YOUR TASK:
Out of the lines in this data, how many include "JSON"? Give the number and nothing else.

Figure content listings:
++++++++++++++++++++
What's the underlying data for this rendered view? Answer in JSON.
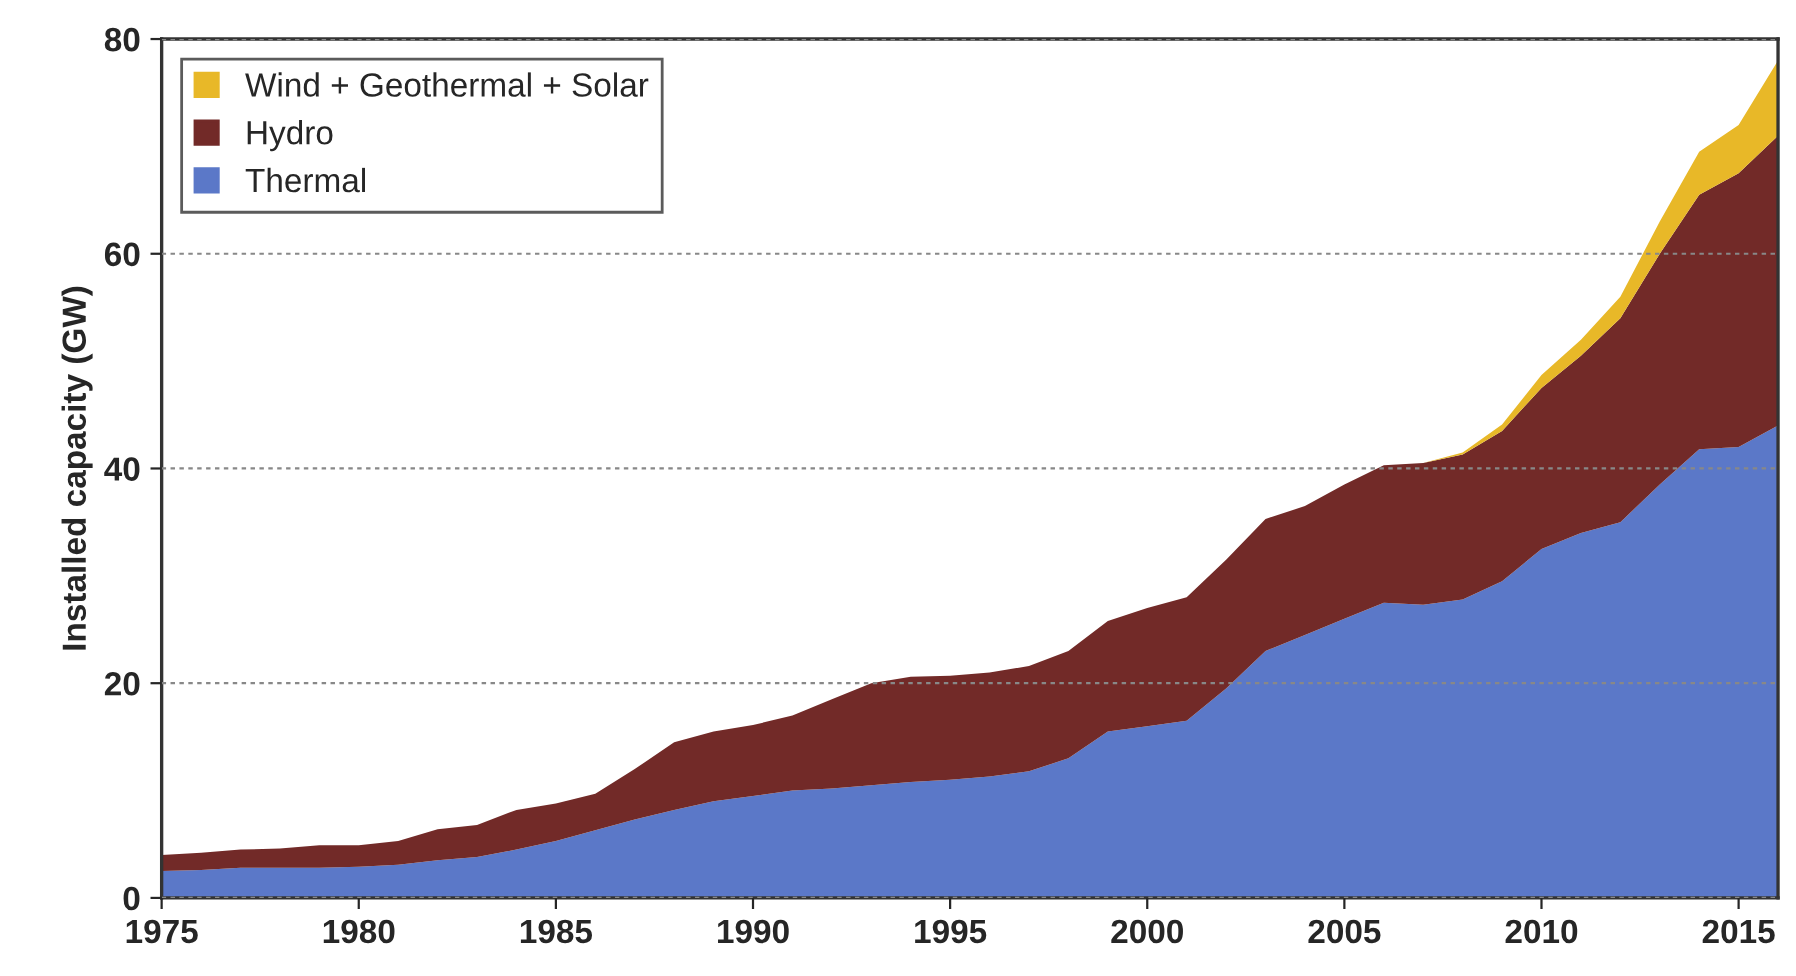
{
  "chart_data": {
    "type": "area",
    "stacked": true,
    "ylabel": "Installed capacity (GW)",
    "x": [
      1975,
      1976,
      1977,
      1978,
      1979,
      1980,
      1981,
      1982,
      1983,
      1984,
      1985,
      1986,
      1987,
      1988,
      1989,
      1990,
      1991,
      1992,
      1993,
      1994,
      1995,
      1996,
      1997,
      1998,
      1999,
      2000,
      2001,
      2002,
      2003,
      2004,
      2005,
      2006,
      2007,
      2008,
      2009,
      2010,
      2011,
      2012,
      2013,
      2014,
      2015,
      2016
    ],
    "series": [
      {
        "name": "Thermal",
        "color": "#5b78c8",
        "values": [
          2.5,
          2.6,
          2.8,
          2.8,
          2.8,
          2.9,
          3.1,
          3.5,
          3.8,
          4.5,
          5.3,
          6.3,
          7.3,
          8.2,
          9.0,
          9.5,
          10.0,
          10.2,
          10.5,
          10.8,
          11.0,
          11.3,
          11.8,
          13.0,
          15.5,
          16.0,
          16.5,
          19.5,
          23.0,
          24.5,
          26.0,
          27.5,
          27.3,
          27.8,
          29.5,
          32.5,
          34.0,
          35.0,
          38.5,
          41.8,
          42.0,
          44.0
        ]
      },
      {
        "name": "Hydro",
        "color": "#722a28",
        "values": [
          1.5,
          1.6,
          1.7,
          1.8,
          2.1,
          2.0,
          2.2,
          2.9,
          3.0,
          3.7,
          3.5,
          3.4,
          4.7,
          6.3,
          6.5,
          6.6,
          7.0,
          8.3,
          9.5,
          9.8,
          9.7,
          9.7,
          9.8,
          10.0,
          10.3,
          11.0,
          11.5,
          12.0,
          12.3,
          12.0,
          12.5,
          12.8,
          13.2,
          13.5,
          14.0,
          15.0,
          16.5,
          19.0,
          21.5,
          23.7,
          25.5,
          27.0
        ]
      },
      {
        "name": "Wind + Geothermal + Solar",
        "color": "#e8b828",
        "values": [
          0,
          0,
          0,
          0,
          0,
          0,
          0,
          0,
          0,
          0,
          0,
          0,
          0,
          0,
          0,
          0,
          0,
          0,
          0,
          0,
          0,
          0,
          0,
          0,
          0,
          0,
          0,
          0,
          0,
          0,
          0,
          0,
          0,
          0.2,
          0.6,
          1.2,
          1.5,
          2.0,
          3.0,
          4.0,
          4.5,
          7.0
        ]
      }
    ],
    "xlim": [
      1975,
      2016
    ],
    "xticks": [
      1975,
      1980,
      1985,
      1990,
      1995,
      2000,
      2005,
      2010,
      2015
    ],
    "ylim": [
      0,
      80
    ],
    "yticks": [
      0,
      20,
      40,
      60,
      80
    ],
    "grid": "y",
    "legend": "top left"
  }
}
++++++++++++++++++++
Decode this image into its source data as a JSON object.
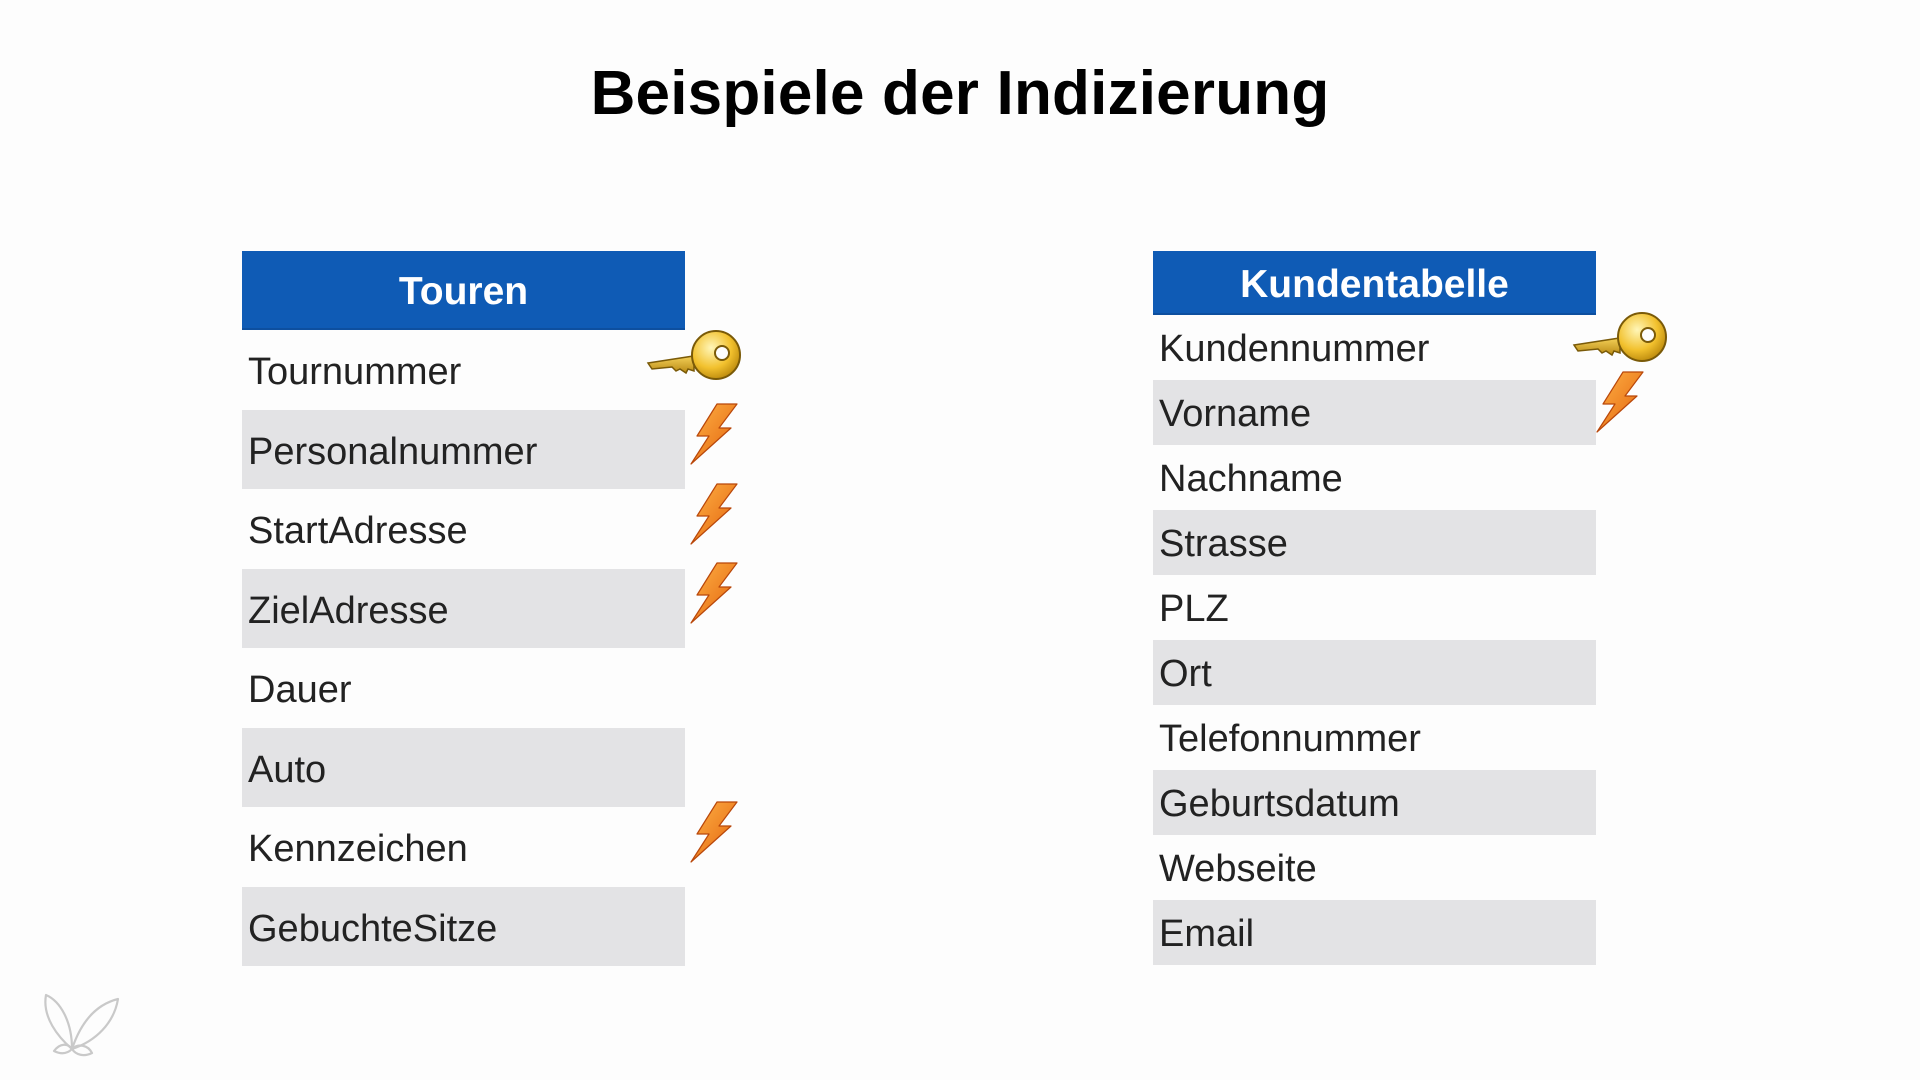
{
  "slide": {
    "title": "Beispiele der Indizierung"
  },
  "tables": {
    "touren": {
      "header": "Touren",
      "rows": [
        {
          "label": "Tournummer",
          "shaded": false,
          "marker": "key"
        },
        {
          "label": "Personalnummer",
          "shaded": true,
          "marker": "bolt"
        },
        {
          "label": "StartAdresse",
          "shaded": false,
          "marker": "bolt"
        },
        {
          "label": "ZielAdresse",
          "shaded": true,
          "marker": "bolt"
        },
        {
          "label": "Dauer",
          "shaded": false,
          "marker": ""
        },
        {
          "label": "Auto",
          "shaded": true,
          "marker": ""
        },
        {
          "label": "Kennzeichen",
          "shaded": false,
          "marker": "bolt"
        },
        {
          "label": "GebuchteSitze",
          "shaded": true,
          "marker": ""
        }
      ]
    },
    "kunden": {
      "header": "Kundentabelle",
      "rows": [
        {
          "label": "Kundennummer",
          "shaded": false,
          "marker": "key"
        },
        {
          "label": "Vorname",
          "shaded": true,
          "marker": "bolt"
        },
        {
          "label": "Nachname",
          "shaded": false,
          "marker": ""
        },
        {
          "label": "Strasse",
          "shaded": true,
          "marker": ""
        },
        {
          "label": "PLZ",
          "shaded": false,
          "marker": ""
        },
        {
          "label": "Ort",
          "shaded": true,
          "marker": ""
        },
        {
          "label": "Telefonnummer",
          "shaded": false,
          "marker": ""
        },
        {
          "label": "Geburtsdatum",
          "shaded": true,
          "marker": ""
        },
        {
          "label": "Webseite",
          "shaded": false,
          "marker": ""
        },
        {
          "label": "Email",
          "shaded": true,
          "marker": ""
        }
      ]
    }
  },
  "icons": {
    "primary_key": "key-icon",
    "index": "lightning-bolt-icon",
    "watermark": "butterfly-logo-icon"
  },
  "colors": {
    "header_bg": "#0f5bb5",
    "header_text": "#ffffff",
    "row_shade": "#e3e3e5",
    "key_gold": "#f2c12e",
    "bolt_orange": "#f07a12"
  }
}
++++++++++++++++++++
COMPLETED TASK:
2